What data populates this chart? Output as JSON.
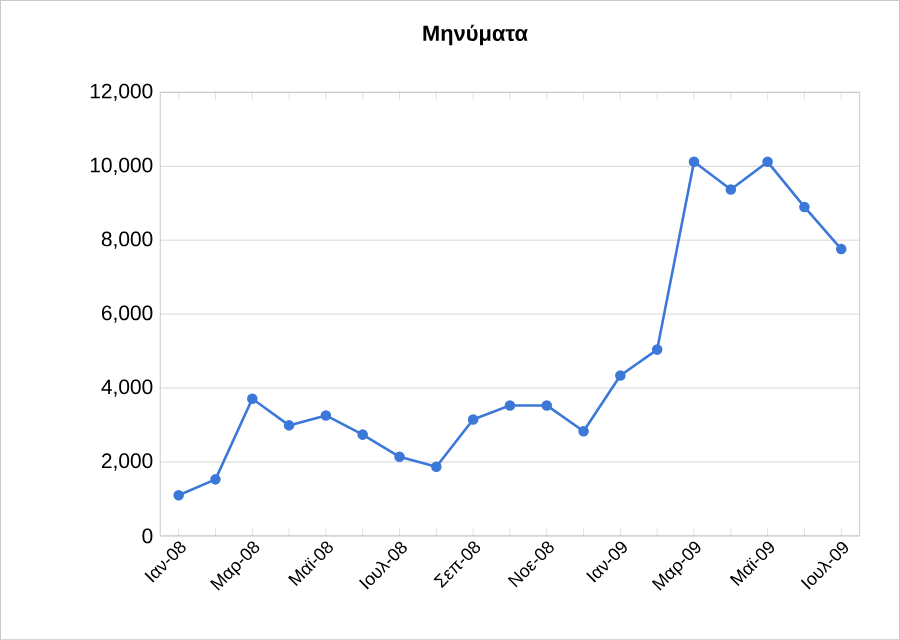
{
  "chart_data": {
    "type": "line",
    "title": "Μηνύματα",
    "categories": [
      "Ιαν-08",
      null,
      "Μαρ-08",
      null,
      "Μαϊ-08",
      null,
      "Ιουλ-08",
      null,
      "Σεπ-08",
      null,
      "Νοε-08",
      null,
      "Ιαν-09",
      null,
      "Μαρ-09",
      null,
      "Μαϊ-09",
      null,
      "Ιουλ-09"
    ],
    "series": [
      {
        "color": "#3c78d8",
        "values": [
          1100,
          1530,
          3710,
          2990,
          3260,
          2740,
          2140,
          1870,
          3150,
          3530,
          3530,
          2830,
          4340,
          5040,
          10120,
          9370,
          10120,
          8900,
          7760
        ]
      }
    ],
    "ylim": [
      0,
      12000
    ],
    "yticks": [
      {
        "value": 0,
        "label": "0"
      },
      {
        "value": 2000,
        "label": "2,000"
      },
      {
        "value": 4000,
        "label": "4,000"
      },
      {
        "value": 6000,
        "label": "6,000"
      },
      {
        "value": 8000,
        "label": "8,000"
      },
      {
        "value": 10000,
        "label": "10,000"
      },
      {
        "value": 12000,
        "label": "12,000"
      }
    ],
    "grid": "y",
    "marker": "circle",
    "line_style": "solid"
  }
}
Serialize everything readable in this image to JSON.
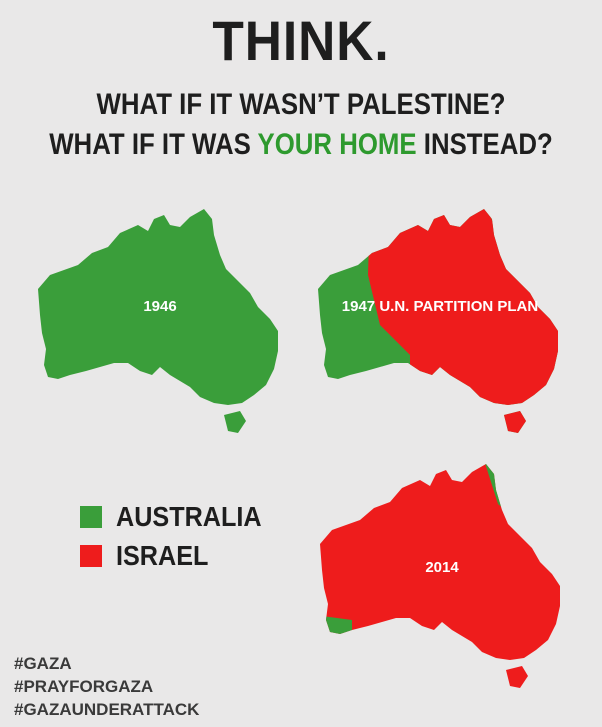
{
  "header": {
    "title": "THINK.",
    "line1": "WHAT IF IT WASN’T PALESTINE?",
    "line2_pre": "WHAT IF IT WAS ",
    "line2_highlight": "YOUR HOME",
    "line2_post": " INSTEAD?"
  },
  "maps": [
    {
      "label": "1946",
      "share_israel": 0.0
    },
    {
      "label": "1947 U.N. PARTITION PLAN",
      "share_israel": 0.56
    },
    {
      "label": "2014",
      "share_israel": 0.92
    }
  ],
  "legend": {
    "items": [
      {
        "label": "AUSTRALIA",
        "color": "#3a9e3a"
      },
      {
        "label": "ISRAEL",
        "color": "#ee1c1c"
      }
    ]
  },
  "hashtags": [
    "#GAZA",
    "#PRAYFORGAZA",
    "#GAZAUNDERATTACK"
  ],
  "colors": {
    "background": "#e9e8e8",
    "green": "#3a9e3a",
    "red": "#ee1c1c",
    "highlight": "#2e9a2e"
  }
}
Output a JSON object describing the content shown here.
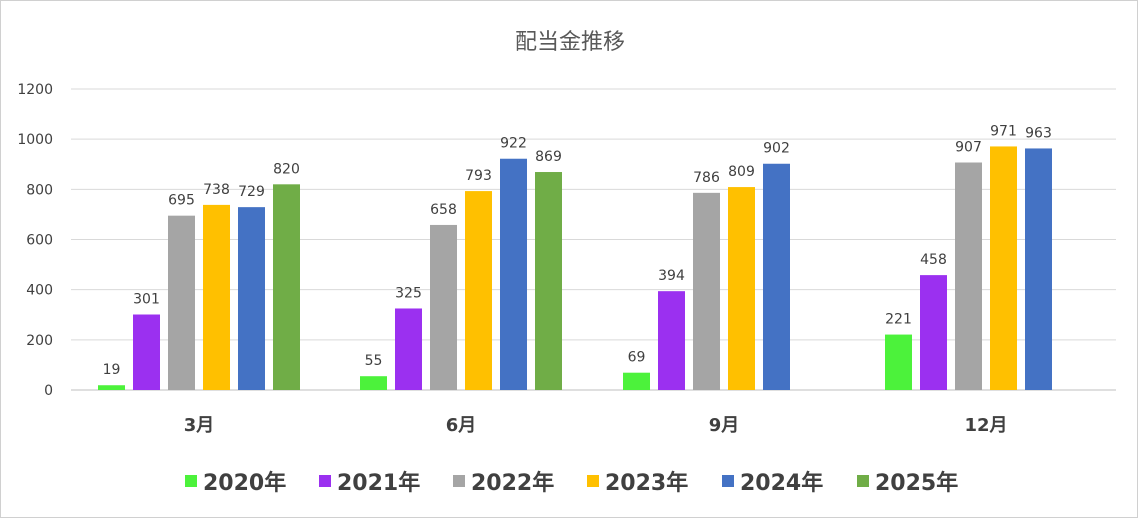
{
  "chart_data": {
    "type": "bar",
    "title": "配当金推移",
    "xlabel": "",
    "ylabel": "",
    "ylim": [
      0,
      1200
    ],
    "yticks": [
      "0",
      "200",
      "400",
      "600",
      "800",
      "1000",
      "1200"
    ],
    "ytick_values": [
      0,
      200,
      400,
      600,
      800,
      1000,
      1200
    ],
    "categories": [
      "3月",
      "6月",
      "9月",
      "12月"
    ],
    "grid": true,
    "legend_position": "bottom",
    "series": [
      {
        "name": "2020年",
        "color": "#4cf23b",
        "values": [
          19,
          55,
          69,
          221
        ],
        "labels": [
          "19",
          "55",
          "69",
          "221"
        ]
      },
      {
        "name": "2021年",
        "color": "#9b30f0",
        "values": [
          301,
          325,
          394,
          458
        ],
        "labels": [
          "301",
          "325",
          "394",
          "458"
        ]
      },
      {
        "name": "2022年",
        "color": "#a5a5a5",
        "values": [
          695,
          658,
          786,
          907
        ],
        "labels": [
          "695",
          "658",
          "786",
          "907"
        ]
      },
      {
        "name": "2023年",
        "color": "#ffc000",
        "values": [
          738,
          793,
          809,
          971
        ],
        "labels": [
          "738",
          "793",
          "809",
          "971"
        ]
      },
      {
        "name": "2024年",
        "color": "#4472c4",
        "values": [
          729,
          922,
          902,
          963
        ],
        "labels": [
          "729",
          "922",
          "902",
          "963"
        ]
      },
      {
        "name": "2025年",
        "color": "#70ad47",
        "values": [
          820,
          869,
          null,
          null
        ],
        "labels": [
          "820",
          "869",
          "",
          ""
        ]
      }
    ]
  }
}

◇ ◇ ◇ ◇

= What to produce =
Report only the count of lines that include the string "this".

= Full output =
2